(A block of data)

=====

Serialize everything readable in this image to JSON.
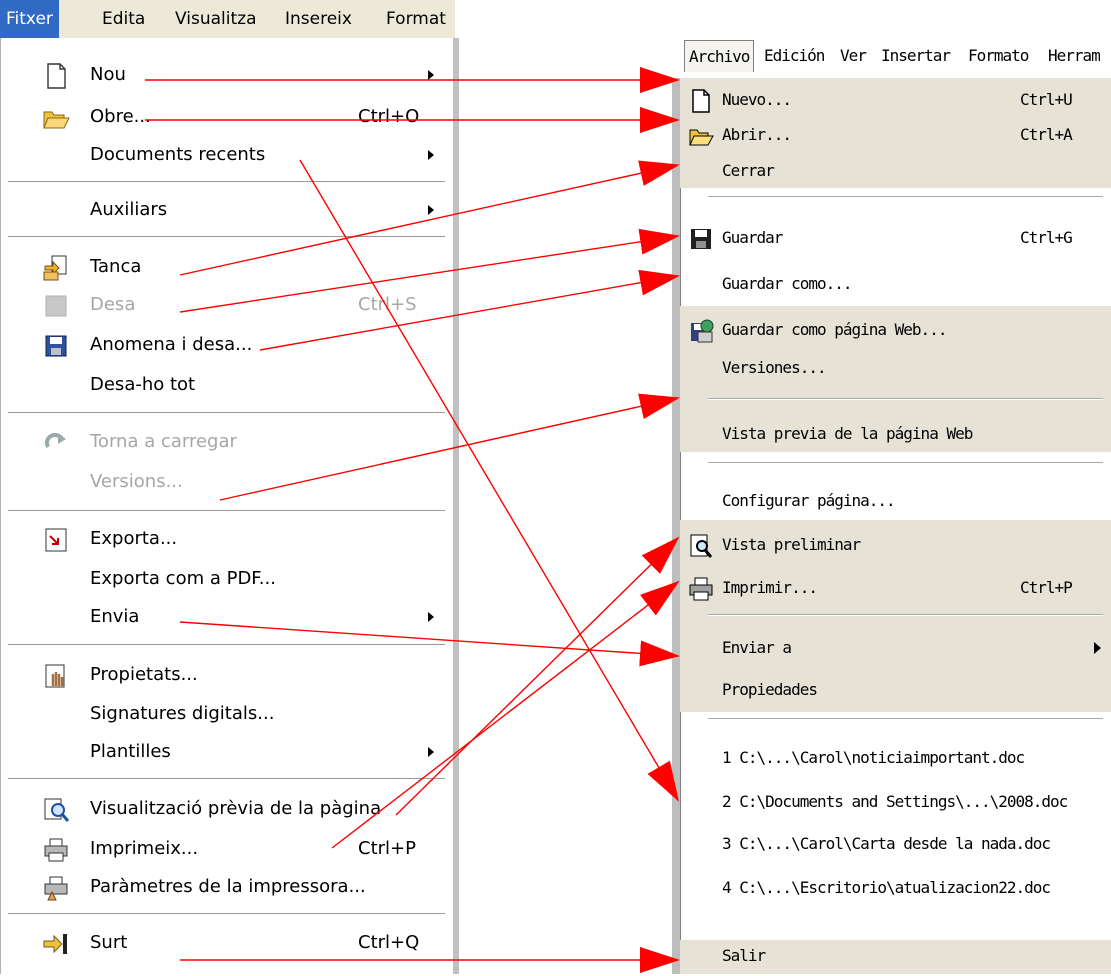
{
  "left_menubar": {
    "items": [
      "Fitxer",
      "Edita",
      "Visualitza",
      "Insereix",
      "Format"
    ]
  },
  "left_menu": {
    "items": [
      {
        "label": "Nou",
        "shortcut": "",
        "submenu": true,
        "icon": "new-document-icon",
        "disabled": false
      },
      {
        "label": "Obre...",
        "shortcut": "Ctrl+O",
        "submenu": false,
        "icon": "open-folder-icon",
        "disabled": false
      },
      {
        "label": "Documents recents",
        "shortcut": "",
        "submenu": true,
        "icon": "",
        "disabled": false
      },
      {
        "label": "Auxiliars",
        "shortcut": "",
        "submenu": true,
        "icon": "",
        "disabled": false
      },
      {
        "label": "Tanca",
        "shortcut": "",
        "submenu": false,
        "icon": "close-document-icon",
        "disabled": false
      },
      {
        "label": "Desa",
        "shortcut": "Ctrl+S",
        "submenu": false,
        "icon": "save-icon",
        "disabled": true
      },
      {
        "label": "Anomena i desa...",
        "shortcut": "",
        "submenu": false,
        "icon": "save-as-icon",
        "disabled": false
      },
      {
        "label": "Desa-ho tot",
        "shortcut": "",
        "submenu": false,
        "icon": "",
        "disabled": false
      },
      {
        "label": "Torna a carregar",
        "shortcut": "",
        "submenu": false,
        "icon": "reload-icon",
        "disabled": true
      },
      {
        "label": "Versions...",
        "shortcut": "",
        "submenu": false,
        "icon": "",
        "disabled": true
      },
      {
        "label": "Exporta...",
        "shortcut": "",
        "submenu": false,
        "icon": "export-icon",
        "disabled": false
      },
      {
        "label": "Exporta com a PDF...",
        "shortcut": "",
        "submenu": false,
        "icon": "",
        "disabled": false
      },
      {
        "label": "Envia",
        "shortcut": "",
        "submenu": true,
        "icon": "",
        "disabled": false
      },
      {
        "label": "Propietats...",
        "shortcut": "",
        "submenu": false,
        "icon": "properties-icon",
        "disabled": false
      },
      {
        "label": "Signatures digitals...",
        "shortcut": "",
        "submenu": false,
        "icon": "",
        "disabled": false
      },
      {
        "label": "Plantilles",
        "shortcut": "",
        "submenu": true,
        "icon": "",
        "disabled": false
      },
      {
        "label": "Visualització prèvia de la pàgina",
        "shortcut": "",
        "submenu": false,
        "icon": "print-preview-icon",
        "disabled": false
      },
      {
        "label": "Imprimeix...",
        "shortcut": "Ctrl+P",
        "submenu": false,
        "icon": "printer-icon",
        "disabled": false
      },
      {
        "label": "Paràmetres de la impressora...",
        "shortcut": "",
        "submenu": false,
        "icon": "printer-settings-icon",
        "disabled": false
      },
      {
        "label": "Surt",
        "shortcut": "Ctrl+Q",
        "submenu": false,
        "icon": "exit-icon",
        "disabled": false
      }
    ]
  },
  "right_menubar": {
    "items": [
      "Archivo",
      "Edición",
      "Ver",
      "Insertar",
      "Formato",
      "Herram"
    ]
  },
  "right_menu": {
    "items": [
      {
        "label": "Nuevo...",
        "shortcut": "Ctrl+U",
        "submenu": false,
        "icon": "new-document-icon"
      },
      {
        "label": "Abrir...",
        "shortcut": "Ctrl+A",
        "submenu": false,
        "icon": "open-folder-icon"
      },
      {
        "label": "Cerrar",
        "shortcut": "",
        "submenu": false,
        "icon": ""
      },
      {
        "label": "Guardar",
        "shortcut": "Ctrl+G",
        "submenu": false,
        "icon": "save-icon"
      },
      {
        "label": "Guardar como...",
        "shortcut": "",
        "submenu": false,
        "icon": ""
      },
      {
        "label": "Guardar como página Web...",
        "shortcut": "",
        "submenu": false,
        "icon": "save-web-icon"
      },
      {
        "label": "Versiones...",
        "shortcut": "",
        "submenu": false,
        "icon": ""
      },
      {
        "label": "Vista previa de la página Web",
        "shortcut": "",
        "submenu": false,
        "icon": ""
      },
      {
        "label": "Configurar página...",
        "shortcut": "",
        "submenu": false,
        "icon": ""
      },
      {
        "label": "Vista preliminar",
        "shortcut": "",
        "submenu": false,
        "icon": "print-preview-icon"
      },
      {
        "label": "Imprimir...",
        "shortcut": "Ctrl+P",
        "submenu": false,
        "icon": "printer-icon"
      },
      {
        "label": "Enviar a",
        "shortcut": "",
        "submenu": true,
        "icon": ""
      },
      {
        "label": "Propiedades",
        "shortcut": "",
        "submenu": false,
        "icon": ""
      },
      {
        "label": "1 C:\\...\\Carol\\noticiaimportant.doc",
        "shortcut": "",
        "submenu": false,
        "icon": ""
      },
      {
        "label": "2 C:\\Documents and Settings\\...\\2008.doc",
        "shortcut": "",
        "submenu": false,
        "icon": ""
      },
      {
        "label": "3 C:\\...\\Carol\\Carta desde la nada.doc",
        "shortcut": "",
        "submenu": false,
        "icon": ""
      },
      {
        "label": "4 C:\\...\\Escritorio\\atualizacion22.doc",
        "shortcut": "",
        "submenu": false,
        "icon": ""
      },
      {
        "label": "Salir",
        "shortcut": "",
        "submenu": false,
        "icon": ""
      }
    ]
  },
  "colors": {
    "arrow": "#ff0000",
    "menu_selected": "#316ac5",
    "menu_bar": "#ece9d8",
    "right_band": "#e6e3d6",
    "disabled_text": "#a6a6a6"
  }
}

=====

| TASK GOAL |
From the material given, work out how many lines hold the string "Ctrl"; state that number and nothing further.

| COMPLETE RESPONSE |
8